**Prompt**
Convert every line of the material below into a Markdown table with the columns "Row" and "Line," giving each line a row number and leaving out blank lines.

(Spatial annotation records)
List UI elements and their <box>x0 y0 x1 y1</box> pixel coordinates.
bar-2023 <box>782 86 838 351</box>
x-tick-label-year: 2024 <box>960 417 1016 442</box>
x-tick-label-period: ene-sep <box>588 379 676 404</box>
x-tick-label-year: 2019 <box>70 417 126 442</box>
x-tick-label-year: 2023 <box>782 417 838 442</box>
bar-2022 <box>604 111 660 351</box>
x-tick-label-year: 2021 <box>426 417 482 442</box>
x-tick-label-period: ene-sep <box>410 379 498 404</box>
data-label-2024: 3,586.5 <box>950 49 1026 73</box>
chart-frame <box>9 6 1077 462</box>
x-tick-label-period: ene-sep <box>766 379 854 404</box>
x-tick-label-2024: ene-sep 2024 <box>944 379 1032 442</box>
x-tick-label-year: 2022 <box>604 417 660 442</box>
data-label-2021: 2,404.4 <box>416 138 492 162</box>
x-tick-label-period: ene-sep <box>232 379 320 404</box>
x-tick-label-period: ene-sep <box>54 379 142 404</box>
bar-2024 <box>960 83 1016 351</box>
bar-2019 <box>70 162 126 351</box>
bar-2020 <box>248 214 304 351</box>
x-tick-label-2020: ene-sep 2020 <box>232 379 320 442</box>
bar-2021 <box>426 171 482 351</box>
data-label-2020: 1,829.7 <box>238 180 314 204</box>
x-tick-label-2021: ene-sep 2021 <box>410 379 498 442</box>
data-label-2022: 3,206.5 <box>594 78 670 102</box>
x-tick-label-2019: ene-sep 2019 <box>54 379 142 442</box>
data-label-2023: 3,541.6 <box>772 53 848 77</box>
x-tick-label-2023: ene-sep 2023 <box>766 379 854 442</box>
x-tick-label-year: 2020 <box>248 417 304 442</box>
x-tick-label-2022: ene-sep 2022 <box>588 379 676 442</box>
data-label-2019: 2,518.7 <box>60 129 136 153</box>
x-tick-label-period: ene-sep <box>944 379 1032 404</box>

**Task answer**
| Row | Line |
|---|---|
| 1 | List UI elements and their <box>x0 y0 x1 y1</box> pixel coordinates. |
| 2 | bar-2023 <box>782 86 838 351</box> |
| 3 | x-tick-label-year: 2024 <box>960 417 1016 442</box> |
| 4 | x-tick-label-period: ene-sep <box>588 379 676 404</box> |
| 5 | x-tick-label-year: 2019 <box>70 417 126 442</box> |
| 6 | x-tick-label-year: 2023 <box>782 417 838 442</box> |
| 7 | bar-2022 <box>604 111 660 351</box> |
| 8 | x-tick-label-year: 2021 <box>426 417 482 442</box> |
| 9 | x-tick-label-period: ene-sep <box>410 379 498 404</box> |
| 10 | data-label-2024: 3,586.5 <box>950 49 1026 73</box> |
| 11 | chart-frame <box>9 6 1077 462</box> |
| 12 | x-tick-label-period: ene-sep <box>766 379 854 404</box> |
| 13 | x-tick-label-2024: ene-sep 2024 <box>944 379 1032 442</box> |
| 14 | x-tick-label-year: 2022 <box>604 417 660 442</box> |
| 15 | data-label-2021: 2,404.4 <box>416 138 492 162</box> |
| 16 | x-tick-label-period: ene-sep <box>232 379 320 404</box> |
| 17 | x-tick-label-period: ene-sep <box>54 379 142 404</box> |
| 18 | bar-2024 <box>960 83 1016 351</box> |
| 19 | bar-2019 <box>70 162 126 351</box> |
| 20 | bar-2020 <box>248 214 304 351</box> |
| 21 | x-tick-label-2020: ene-sep 2020 <box>232 379 320 442</box> |
| 22 | bar-2021 <box>426 171 482 351</box> |
| 23 | data-label-2020: 1,829.7 <box>238 180 314 204</box> |
| 24 | x-tick-label-2021: ene-sep 2021 <box>410 379 498 442</box> |
| 25 | data-label-2022: 3,206.5 <box>594 78 670 102</box> |
| 26 | x-tick-label-2019: ene-sep 2019 <box>54 379 142 442</box> |
| 27 | data-label-2023: 3,541.6 <box>772 53 848 77</box> |
| 28 | x-tick-label-2023: ene-sep 2023 <box>766 379 854 442</box> |
| 29 | x-tick-label-year: 2020 <box>248 417 304 442</box> |
| 30 | x-tick-label-2022: ene-sep 2022 <box>588 379 676 442</box> |
| 31 | data-label-2019: 2,518.7 <box>60 129 136 153</box> |
| 32 | x-tick-label-period: ene-sep <box>944 379 1032 404</box> |